■ **SHORT PROBLEM**
Copy the listing verbatim, excluding any images found in it.

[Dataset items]
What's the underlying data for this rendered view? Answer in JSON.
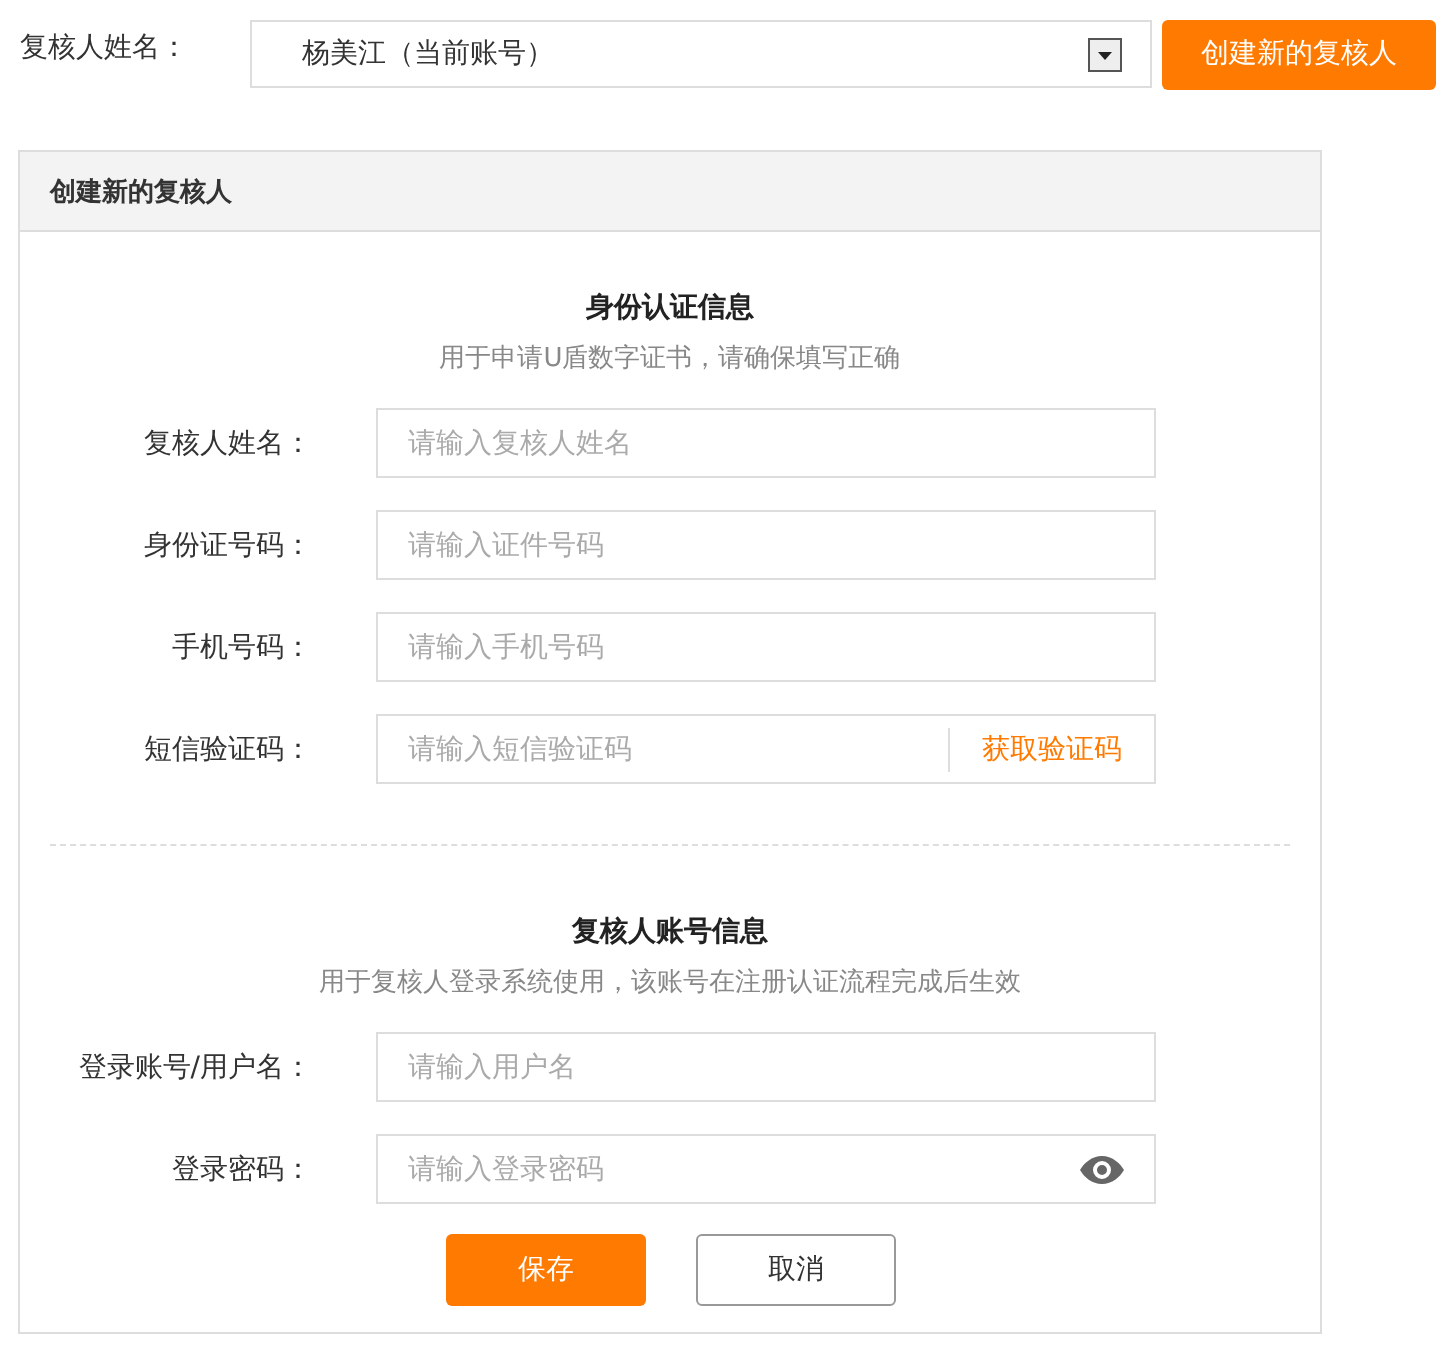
{
  "reviewer_select": {
    "label": "复核人姓名：",
    "value": "杨美江（当前账号）"
  },
  "create_button": "创建新的复核人",
  "panel": {
    "title": "创建新的复核人",
    "sections": [
      {
        "title": "身份认证信息",
        "subtitle": "用于申请U盾数字证书，请确保填写正确",
        "fields": [
          {
            "kind": "text",
            "label": "复核人姓名：",
            "placeholder": "请输入复核人姓名"
          },
          {
            "kind": "text",
            "label": "身份证号码：",
            "placeholder": "请输入证件号码"
          },
          {
            "kind": "text",
            "label": "手机号码：",
            "placeholder": "请输入手机号码"
          },
          {
            "kind": "sms",
            "label": "短信验证码：",
            "placeholder": "请输入短信验证码",
            "action": "获取验证码"
          }
        ]
      },
      {
        "title": "复核人账号信息",
        "subtitle": "用于复核人登录系统使用，该账号在注册认证流程完成后生效",
        "fields": [
          {
            "kind": "text",
            "label": "登录账号/用户名：",
            "placeholder": "请输入用户名"
          },
          {
            "kind": "password",
            "label": "登录密码：",
            "placeholder": "请输入登录密码"
          }
        ]
      }
    ],
    "buttons": [
      {
        "kind": "primary",
        "label": "保存"
      },
      {
        "kind": "secondary",
        "label": "取消"
      }
    ]
  }
}
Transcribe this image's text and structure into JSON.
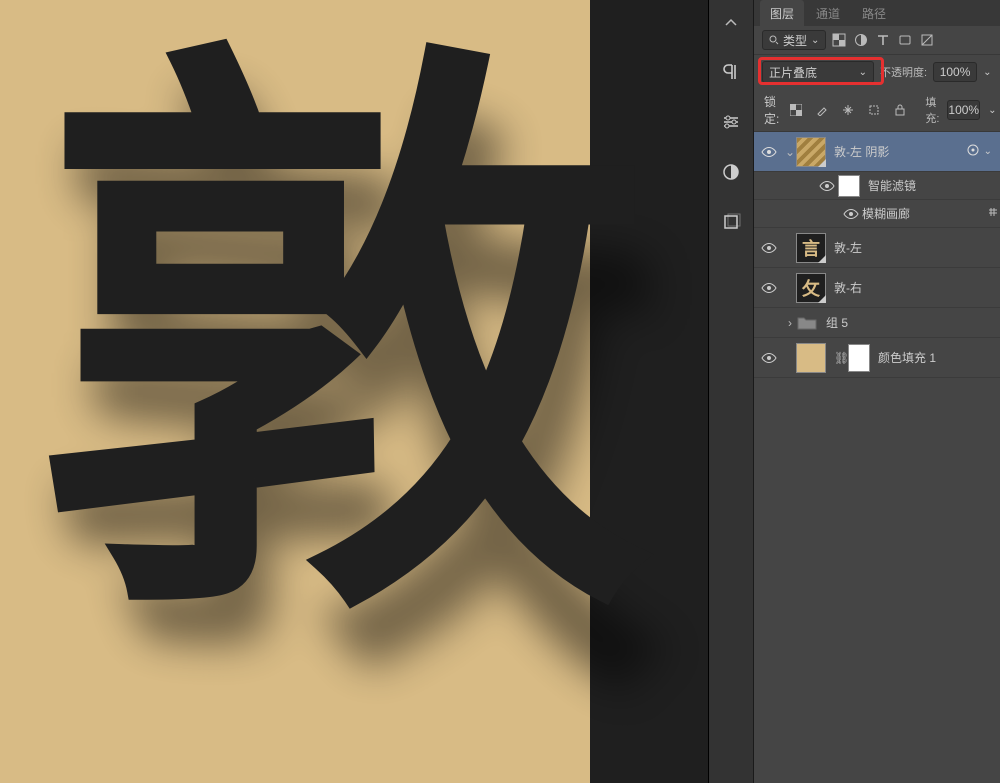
{
  "tabs": {
    "layers": "图层",
    "channels": "通道",
    "paths": "路径"
  },
  "filter": {
    "label": "类型"
  },
  "blend": {
    "mode": "正片叠底",
    "opacity_label": "不透明度:",
    "opacity_value": "100%"
  },
  "lock": {
    "label": "锁定:",
    "fill_label": "填充:",
    "fill_value": "100%"
  },
  "layers": {
    "l0": "敦-左 阴影",
    "l0_sf": "智能滤镜",
    "l0_sf_item": "模糊画廊",
    "l1": "敦-左",
    "l2": "敦-右",
    "grp": "组 5",
    "fill": "颜色填充 1"
  },
  "canvas_char": "敦"
}
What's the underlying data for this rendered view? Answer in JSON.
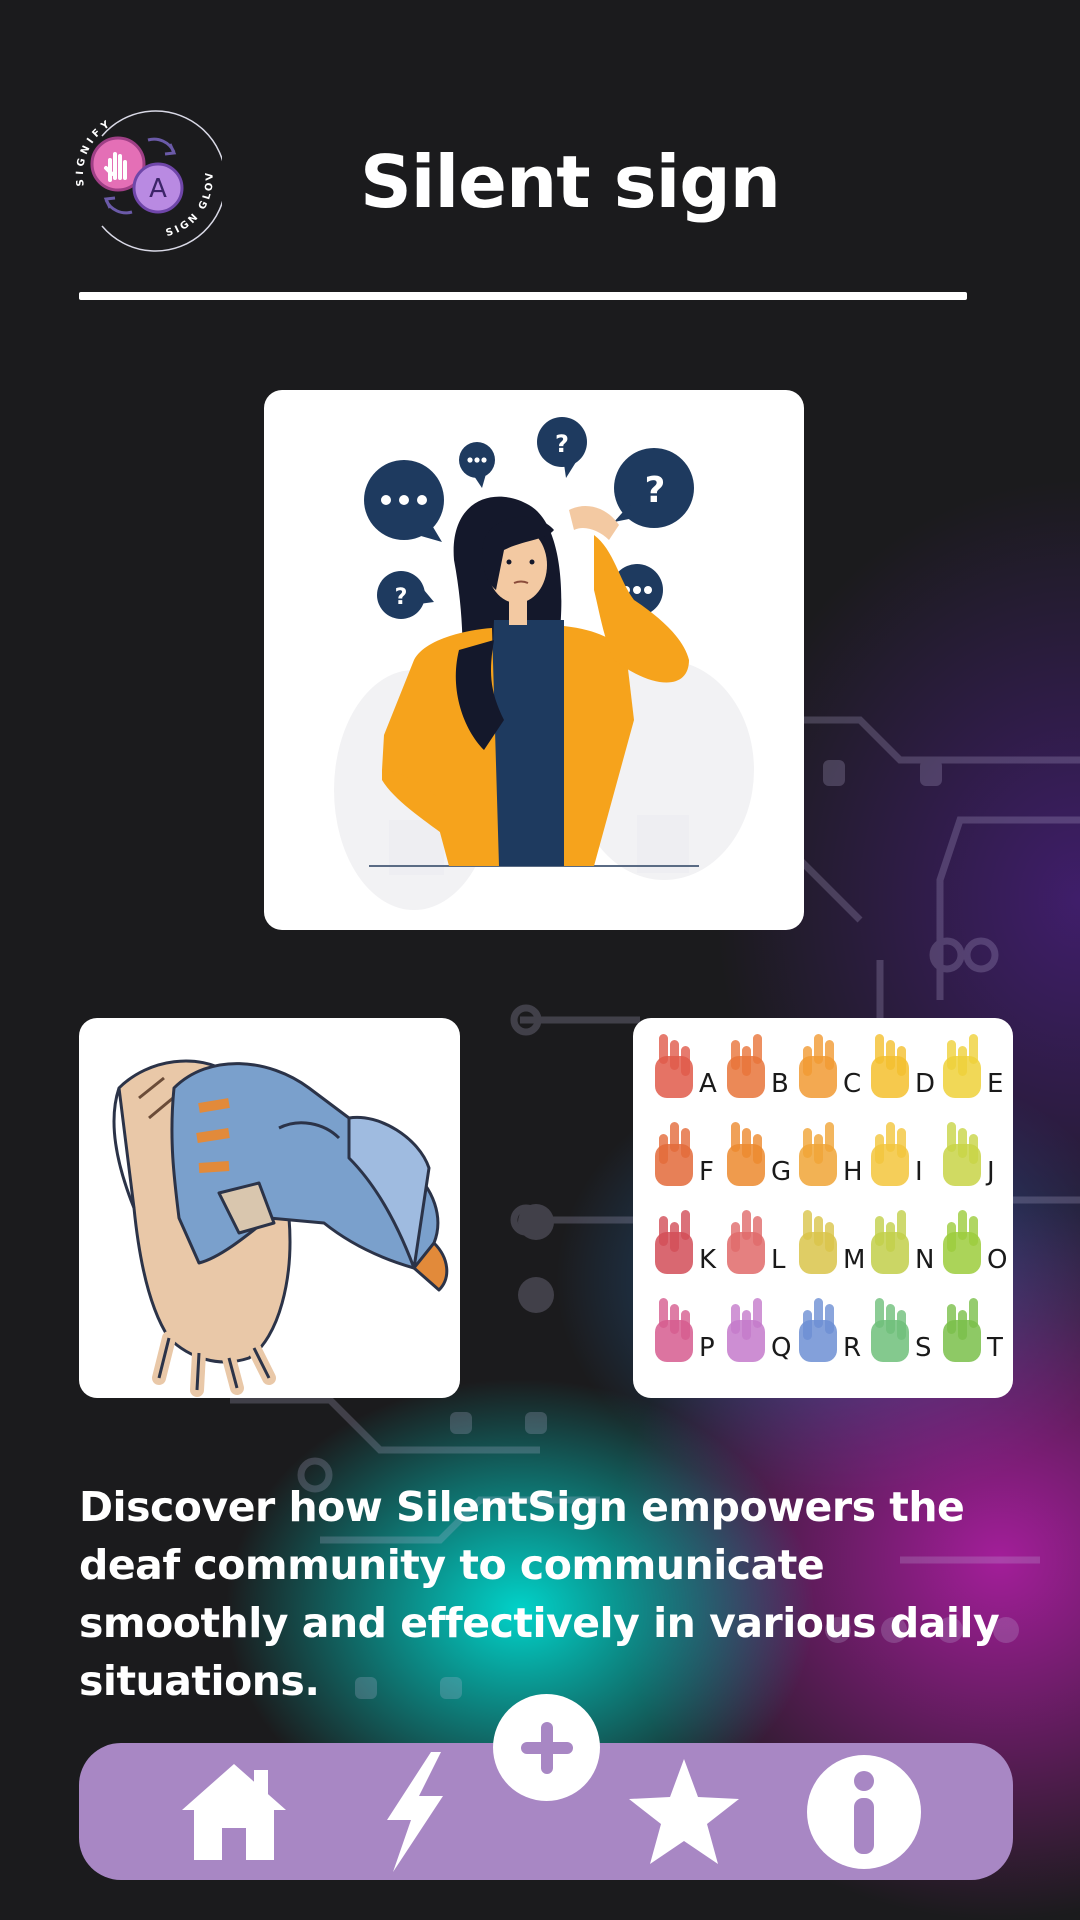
{
  "app": {
    "title": "Silent sign",
    "logo": {
      "arc_top_text": "SIGNIFY",
      "arc_bottom_text": "SIGN GLOVE",
      "badge_letter": "A"
    }
  },
  "main": {
    "hero_image": {
      "icon": "confused-woman-illustration"
    },
    "gloves_image": {
      "icon": "gloves-illustration"
    },
    "alphabet_image": {
      "icon": "sign-language-alphabet-chart",
      "letters": [
        "A",
        "B",
        "C",
        "D",
        "E",
        "F",
        "G",
        "H",
        "I",
        "J",
        "K",
        "L",
        "M",
        "N",
        "O",
        "P",
        "Q",
        "R",
        "S",
        "T"
      ]
    },
    "description": "Discover how SilentSign empowers the deaf community to communicate smoothly and effectively in various daily situations."
  },
  "nav": {
    "items": [
      {
        "icon": "home-icon"
      },
      {
        "icon": "lightning-icon"
      },
      {
        "icon": "plus-icon"
      },
      {
        "icon": "star-icon"
      },
      {
        "icon": "info-icon"
      }
    ]
  },
  "colors": {
    "background": "#1b1b1d",
    "nav_bar": "#a887c4",
    "text": "#ffffff",
    "glow_teal": "#00dcd2",
    "glow_magenta": "#aa1ea0",
    "navy": "#1e3a5f",
    "cardigan": "#f6a31c"
  }
}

■ **TASK ANSWER**
What's the underlying data for this rendered view? Answer in JSON.
{
  "reviewer_select": {
    "label": "复核人姓名：",
    "value": "杨美江（当前账号）"
  },
  "create_button": "创建新的复核人",
  "panel": {
    "title": "创建新的复核人",
    "sections": [
      {
        "title": "身份认证信息",
        "subtitle": "用于申请U盾数字证书，请确保填写正确",
        "fields": [
          {
            "kind": "text",
            "label": "复核人姓名：",
            "placeholder": "请输入复核人姓名"
          },
          {
            "kind": "text",
            "label": "身份证号码：",
            "placeholder": "请输入证件号码"
          },
          {
            "kind": "text",
            "label": "手机号码：",
            "placeholder": "请输入手机号码"
          },
          {
            "kind": "sms",
            "label": "短信验证码：",
            "placeholder": "请输入短信验证码",
            "action": "获取验证码"
          }
        ]
      },
      {
        "title": "复核人账号信息",
        "subtitle": "用于复核人登录系统使用，该账号在注册认证流程完成后生效",
        "fields": [
          {
            "kind": "text",
            "label": "登录账号/用户名：",
            "placeholder": "请输入用户名"
          },
          {
            "kind": "password",
            "label": "登录密码：",
            "placeholder": "请输入登录密码"
          }
        ]
      }
    ],
    "buttons": [
      {
        "kind": "primary",
        "label": "保存"
      },
      {
        "kind": "secondary",
        "label": "取消"
      }
    ]
  }
}
Transcribe this image's text and structure into JSON.
{
  "tabs": {
    "layers": "图层",
    "channels": "通道",
    "paths": "路径"
  },
  "filter": {
    "label": "类型"
  },
  "blend": {
    "mode": "正片叠底",
    "opacity_label": "不透明度:",
    "opacity_value": "100%"
  },
  "lock": {
    "label": "锁定:",
    "fill_label": "填充:",
    "fill_value": "100%"
  },
  "layers": {
    "l0": "敦-左 阴影",
    "l0_sf": "智能滤镜",
    "l0_sf_item": "模糊画廊",
    "l1": "敦-左",
    "l2": "敦-右",
    "grp": "组 5",
    "fill": "颜色填充 1"
  },
  "canvas_char": "敦"
}
What's the underlying data for this rendered view? Answer in JSON.
{
  "app": {
    "title": "Silent sign",
    "logo": {
      "arc_top_text": "SIGNIFY",
      "arc_bottom_text": "SIGN GLOVE",
      "badge_letter": "A"
    }
  },
  "main": {
    "hero_image": {
      "icon": "confused-woman-illustration"
    },
    "gloves_image": {
      "icon": "gloves-illustration"
    },
    "alphabet_image": {
      "icon": "sign-language-alphabet-chart",
      "letters": [
        "A",
        "B",
        "C",
        "D",
        "E",
        "F",
        "G",
        "H",
        "I",
        "J",
        "K",
        "L",
        "M",
        "N",
        "O",
        "P",
        "Q",
        "R",
        "S",
        "T"
      ]
    },
    "description": "Discover how SilentSign empowers the deaf community to communicate smoothly and effectively in various daily situations."
  },
  "nav": {
    "items": [
      {
        "icon": "home-icon"
      },
      {
        "icon": "lightning-icon"
      },
      {
        "icon": "plus-icon"
      },
      {
        "icon": "star-icon"
      },
      {
        "icon": "info-icon"
      }
    ]
  },
  "colors": {
    "background": "#1b1b1d",
    "nav_bar": "#a887c4",
    "text": "#ffffff",
    "glow_teal": "#00dcd2",
    "glow_magenta": "#aa1ea0",
    "navy": "#1e3a5f",
    "cardigan": "#f6a31c"
  }
}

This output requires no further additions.